» Exercise materials:
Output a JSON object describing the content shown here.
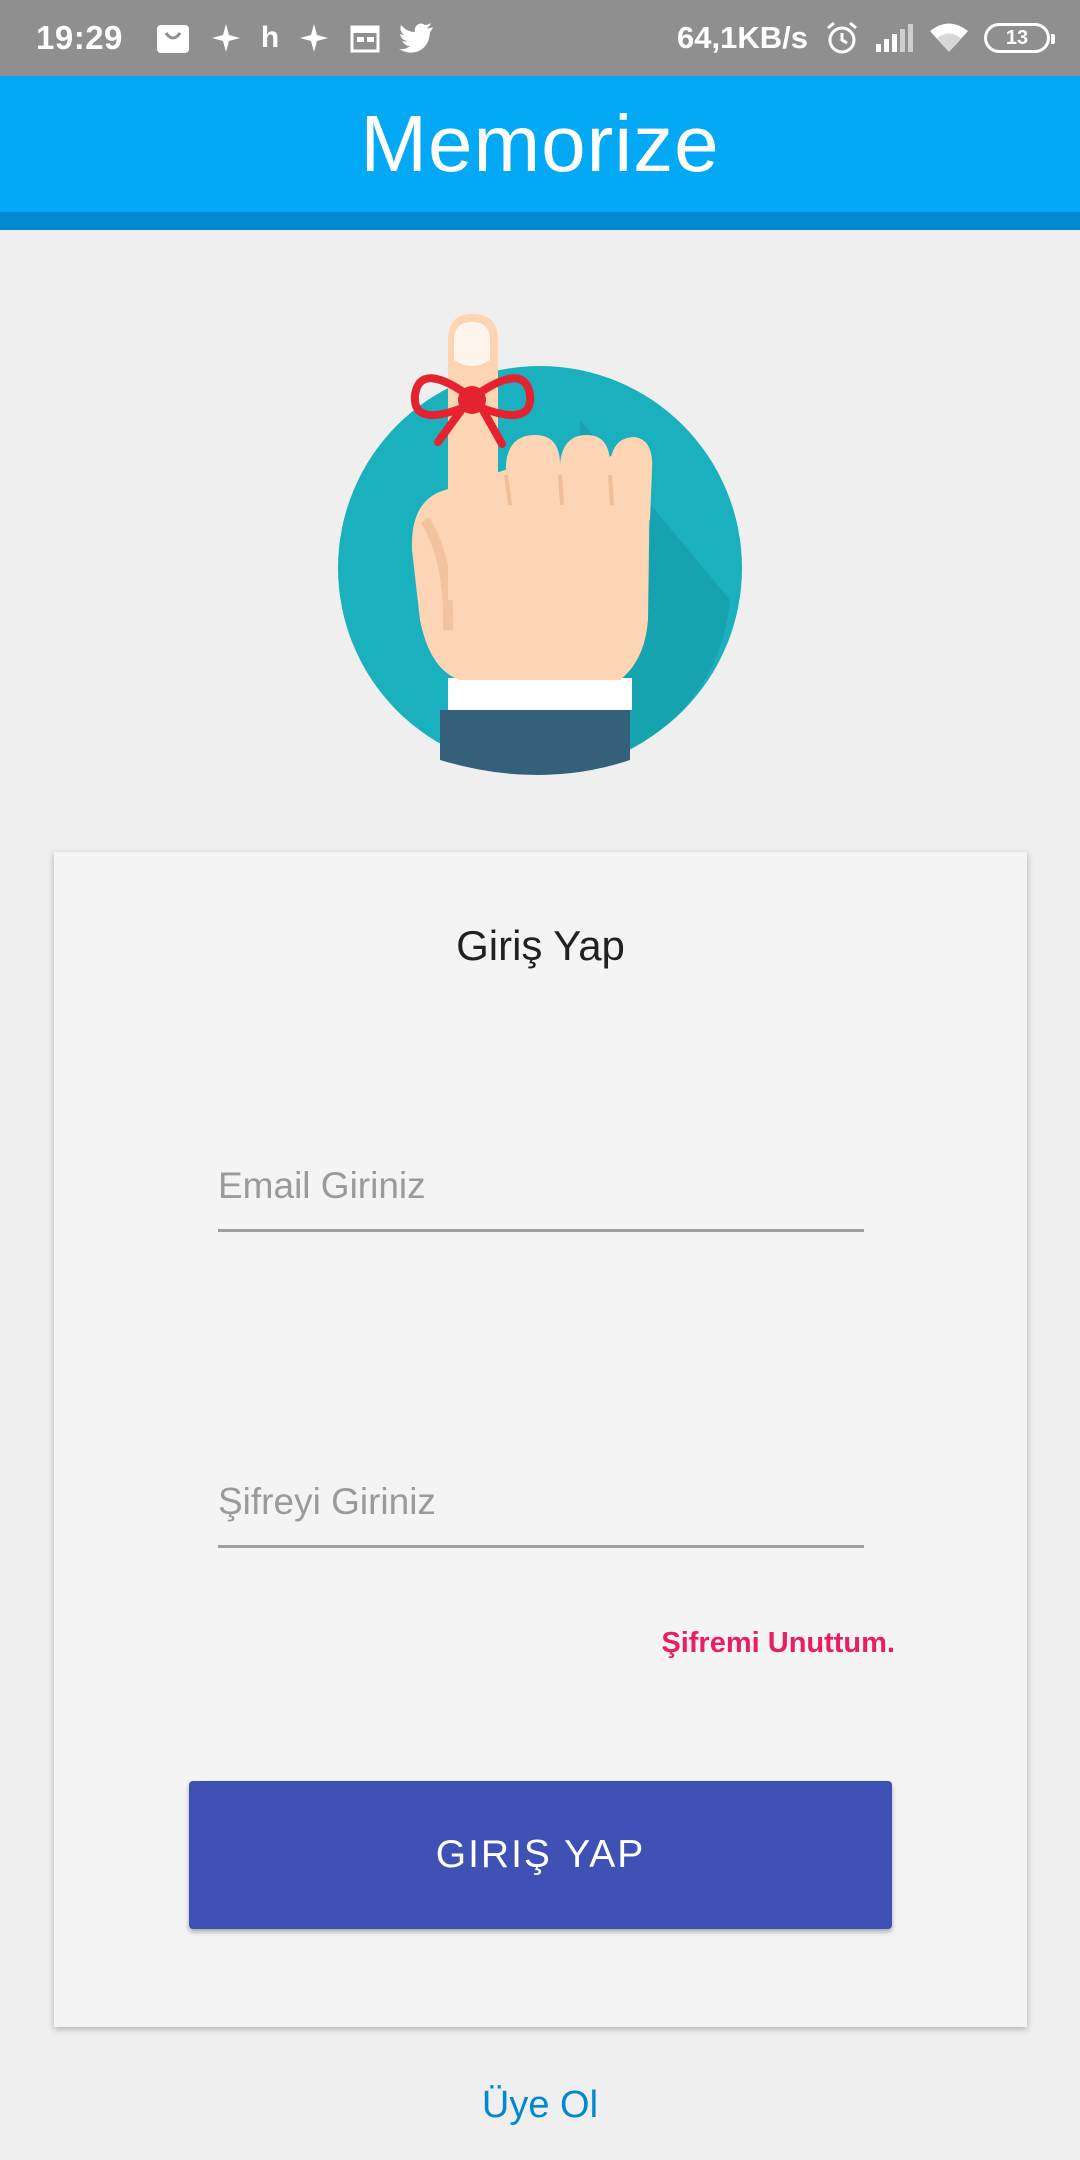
{
  "status_bar": {
    "time": "19:29",
    "left_icons": [
      "shopping-bag-icon",
      "pinwheel-icon",
      "h-icon",
      "pinwheel-icon",
      "calendar-icon",
      "twitter-icon"
    ],
    "h_glyph": "h",
    "network_speed": "64,1KB/s",
    "right_icons": [
      "alarm-icon",
      "cellular-signal-icon",
      "wifi-icon",
      "battery-icon"
    ],
    "battery_level": "13"
  },
  "app_bar": {
    "title": "Memorize",
    "color": "#03a9f4",
    "strip_color": "#0288d1"
  },
  "logo": {
    "icon": "finger-with-ribbon-icon",
    "circle_color": "#1ab0be",
    "ribbon_color": "#e52330"
  },
  "login_card": {
    "title": "Giriş Yap",
    "email": {
      "placeholder": "Email Giriniz",
      "value": ""
    },
    "password": {
      "placeholder": "Şifreyi Giriniz",
      "value": ""
    },
    "forgot_password_label": "Şifremi Unuttum.",
    "forgot_color": "#e91e63",
    "login_button_label": "GIRIŞ YAP",
    "button_color": "#3f51b5"
  },
  "signup_link": {
    "label": "Üye Ol",
    "color": "#0288d1"
  }
}
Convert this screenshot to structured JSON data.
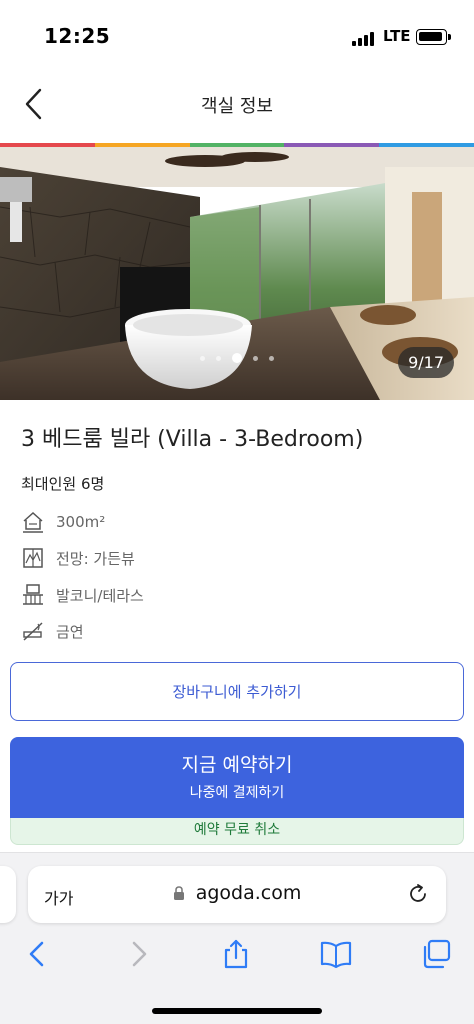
{
  "status_bar": {
    "time": "12:25",
    "network": "LTE"
  },
  "header": {
    "title": "객실 정보",
    "back_icon": "chevron-left-icon"
  },
  "brand_colors": [
    "#e5484d",
    "#f6a623",
    "#52b365",
    "#8a59b5",
    "#2f9be3"
  ],
  "photo": {
    "counter": "9/17",
    "dots_total": 5,
    "dot_active_index": 2
  },
  "room": {
    "name": "3 베드룸 빌라 (Villa - 3-Bedroom)",
    "max_occupancy": "최대인원 6명",
    "features": [
      {
        "icon": "house-size-icon",
        "label": "300m²"
      },
      {
        "icon": "window-view-icon",
        "label": "전망: 가든뷰"
      },
      {
        "icon": "balcony-icon",
        "label": "발코니/테라스"
      },
      {
        "icon": "no-smoking-icon",
        "label": "금연"
      }
    ]
  },
  "actions": {
    "add_to_cart": "장바구니에 추가하기",
    "book_now": "지금 예약하기",
    "pay_later": "나중에 결제하기",
    "free_cancellation": "예약 무료 취소"
  },
  "colors": {
    "primary": "#3d63de",
    "free_cancel_text": "#1f7a3a",
    "free_cancel_bg": "#e6f5e8"
  },
  "browser": {
    "text_size_label": "가가",
    "url": "agoda.com",
    "toolbar": [
      "back-icon",
      "forward-icon",
      "share-icon",
      "bookmarks-icon",
      "tabs-icon"
    ]
  }
}
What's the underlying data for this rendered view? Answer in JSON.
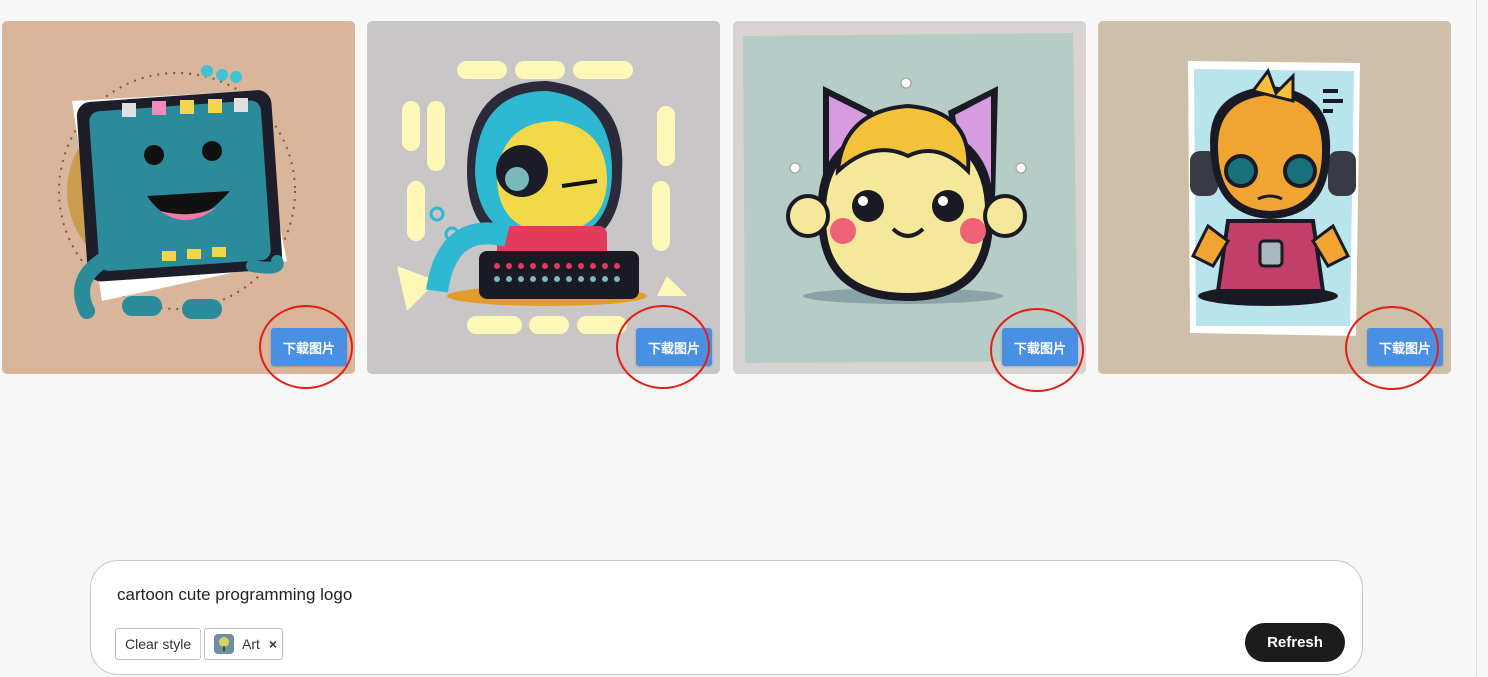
{
  "gallery": {
    "cards": [
      {
        "download_label": "下载图片",
        "bg": "#d9b59c"
      },
      {
        "download_label": "下载图片",
        "bg": "#c8c6c6"
      },
      {
        "download_label": "下载图片",
        "bg": "#d8d3d1"
      },
      {
        "download_label": "下载图片",
        "bg": "#cdbfa8"
      }
    ]
  },
  "prompt": {
    "text": "cartoon cute programming logo",
    "clear_style_label": "Clear style",
    "style_chip_label": "Art",
    "style_chip_remove": "×",
    "refresh_label": "Refresh"
  },
  "colors": {
    "download_button": "#4a90e2",
    "annotation_circle": "#e21f17",
    "refresh_button": "#1c1c1c"
  }
}
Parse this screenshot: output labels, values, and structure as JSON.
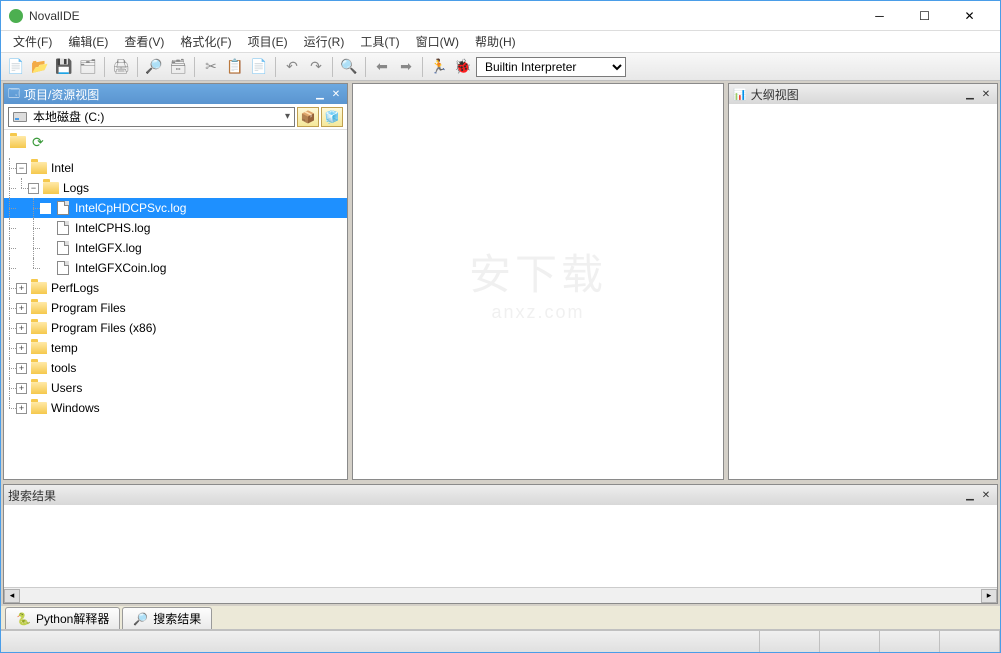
{
  "window": {
    "title": "NovalIDE"
  },
  "menu": [
    {
      "label": "文件(F)"
    },
    {
      "label": "编辑(E)"
    },
    {
      "label": "查看(V)"
    },
    {
      "label": "格式化(F)"
    },
    {
      "label": "项目(E)"
    },
    {
      "label": "运行(R)"
    },
    {
      "label": "工具(T)"
    },
    {
      "label": "窗口(W)"
    },
    {
      "label": "帮助(H)"
    }
  ],
  "toolbar": {
    "interpreter": "Builtin Interpreter"
  },
  "panels": {
    "project_title": "项目/资源视图",
    "outline_title": "大纲视图",
    "search_title": "搜索结果"
  },
  "drive": {
    "label": "本地磁盘 (C:)"
  },
  "tree": {
    "root": [
      {
        "name": "Intel",
        "type": "folder",
        "expanded": true,
        "children": [
          {
            "name": "Logs",
            "type": "folder",
            "expanded": true,
            "children": [
              {
                "name": "IntelCpHDCPSvc.log",
                "type": "file",
                "selected": true
              },
              {
                "name": "IntelCPHS.log",
                "type": "file"
              },
              {
                "name": "IntelGFX.log",
                "type": "file"
              },
              {
                "name": "IntelGFXCoin.log",
                "type": "file"
              }
            ]
          }
        ]
      },
      {
        "name": "PerfLogs",
        "type": "folder"
      },
      {
        "name": "Program Files",
        "type": "folder"
      },
      {
        "name": "Program Files (x86)",
        "type": "folder"
      },
      {
        "name": "temp",
        "type": "folder"
      },
      {
        "name": "tools",
        "type": "folder"
      },
      {
        "name": "Users",
        "type": "folder"
      },
      {
        "name": "Windows",
        "type": "folder"
      }
    ]
  },
  "bottom_tabs": [
    {
      "label": "Python解释器",
      "icon": "python-icon"
    },
    {
      "label": "搜索结果",
      "icon": "search-result-icon"
    }
  ],
  "watermark": {
    "line1": "安下载",
    "line2": "anxz.com"
  }
}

» Given request: Every line should be retyped exactly, with the pictures omitted.

» The answer:
Output a JSON object describing the content shown here.
{
  "status_bar": {
    "time": "19:29",
    "left_icons": [
      "shopping-bag-icon",
      "pinwheel-icon",
      "h-icon",
      "pinwheel-icon",
      "calendar-icon",
      "twitter-icon"
    ],
    "h_glyph": "h",
    "network_speed": "64,1KB/s",
    "right_icons": [
      "alarm-icon",
      "cellular-signal-icon",
      "wifi-icon",
      "battery-icon"
    ],
    "battery_level": "13"
  },
  "app_bar": {
    "title": "Memorize",
    "color": "#03a9f4",
    "strip_color": "#0288d1"
  },
  "logo": {
    "icon": "finger-with-ribbon-icon",
    "circle_color": "#1ab0be",
    "ribbon_color": "#e52330"
  },
  "login_card": {
    "title": "Giriş Yap",
    "email": {
      "placeholder": "Email Giriniz",
      "value": ""
    },
    "password": {
      "placeholder": "Şifreyi Giriniz",
      "value": ""
    },
    "forgot_password_label": "Şifremi Unuttum.",
    "forgot_color": "#e91e63",
    "login_button_label": "GIRIŞ YAP",
    "button_color": "#3f51b5"
  },
  "signup_link": {
    "label": "Üye Ol",
    "color": "#0288d1"
  }
}
Convert this screenshot to structured JSON data.
{
  "status_bar": {
    "time": "12:25",
    "network": "LTE"
  },
  "header": {
    "title": "객실 정보",
    "back_icon": "chevron-left-icon"
  },
  "brand_colors": [
    "#e5484d",
    "#f6a623",
    "#52b365",
    "#8a59b5",
    "#2f9be3"
  ],
  "photo": {
    "counter": "9/17",
    "dots_total": 5,
    "dot_active_index": 2
  },
  "room": {
    "name": "3 베드룸 빌라 (Villa - 3-Bedroom)",
    "max_occupancy": "최대인원 6명",
    "features": [
      {
        "icon": "house-size-icon",
        "label": "300m²"
      },
      {
        "icon": "window-view-icon",
        "label": "전망: 가든뷰"
      },
      {
        "icon": "balcony-icon",
        "label": "발코니/테라스"
      },
      {
        "icon": "no-smoking-icon",
        "label": "금연"
      }
    ]
  },
  "actions": {
    "add_to_cart": "장바구니에 추가하기",
    "book_now": "지금 예약하기",
    "pay_later": "나중에 결제하기",
    "free_cancellation": "예약 무료 취소"
  },
  "colors": {
    "primary": "#3d63de",
    "free_cancel_text": "#1f7a3a",
    "free_cancel_bg": "#e6f5e8"
  },
  "browser": {
    "text_size_label": "가가",
    "url": "agoda.com",
    "toolbar": [
      "back-icon",
      "forward-icon",
      "share-icon",
      "bookmarks-icon",
      "tabs-icon"
    ]
  }
}
What's the underlying data for this rendered view? Answer in JSON.
{
  "gallery": {
    "cards": [
      {
        "download_label": "下载图片",
        "bg": "#d9b59c"
      },
      {
        "download_label": "下载图片",
        "bg": "#c8c6c6"
      },
      {
        "download_label": "下载图片",
        "bg": "#d8d3d1"
      },
      {
        "download_label": "下载图片",
        "bg": "#cdbfa8"
      }
    ]
  },
  "prompt": {
    "text": "cartoon cute programming logo",
    "clear_style_label": "Clear style",
    "style_chip_label": "Art",
    "style_chip_remove": "×",
    "refresh_label": "Refresh"
  },
  "colors": {
    "download_button": "#4a90e2",
    "annotation_circle": "#e21f17",
    "refresh_button": "#1c1c1c"
  }
}
Parse this screenshot: output labels, values, and structure as JSON.
{
  "window": {
    "title": "NovalIDE"
  },
  "menu": [
    {
      "label": "文件(F)"
    },
    {
      "label": "编辑(E)"
    },
    {
      "label": "查看(V)"
    },
    {
      "label": "格式化(F)"
    },
    {
      "label": "项目(E)"
    },
    {
      "label": "运行(R)"
    },
    {
      "label": "工具(T)"
    },
    {
      "label": "窗口(W)"
    },
    {
      "label": "帮助(H)"
    }
  ],
  "toolbar": {
    "interpreter": "Builtin Interpreter"
  },
  "panels": {
    "project_title": "项目/资源视图",
    "outline_title": "大纲视图",
    "search_title": "搜索结果"
  },
  "drive": {
    "label": "本地磁盘 (C:)"
  },
  "tree": {
    "root": [
      {
        "name": "Intel",
        "type": "folder",
        "expanded": true,
        "children": [
          {
            "name": "Logs",
            "type": "folder",
            "expanded": true,
            "children": [
              {
                "name": "IntelCpHDCPSvc.log",
                "type": "file",
                "selected": true
              },
              {
                "name": "IntelCPHS.log",
                "type": "file"
              },
              {
                "name": "IntelGFX.log",
                "type": "file"
              },
              {
                "name": "IntelGFXCoin.log",
                "type": "file"
              }
            ]
          }
        ]
      },
      {
        "name": "PerfLogs",
        "type": "folder"
      },
      {
        "name": "Program Files",
        "type": "folder"
      },
      {
        "name": "Program Files (x86)",
        "type": "folder"
      },
      {
        "name": "temp",
        "type": "folder"
      },
      {
        "name": "tools",
        "type": "folder"
      },
      {
        "name": "Users",
        "type": "folder"
      },
      {
        "name": "Windows",
        "type": "folder"
      }
    ]
  },
  "bottom_tabs": [
    {
      "label": "Python解释器",
      "icon": "python-icon"
    },
    {
      "label": "搜索结果",
      "icon": "search-result-icon"
    }
  ],
  "watermark": {
    "line1": "安下载",
    "line2": "anxz.com"
  }
}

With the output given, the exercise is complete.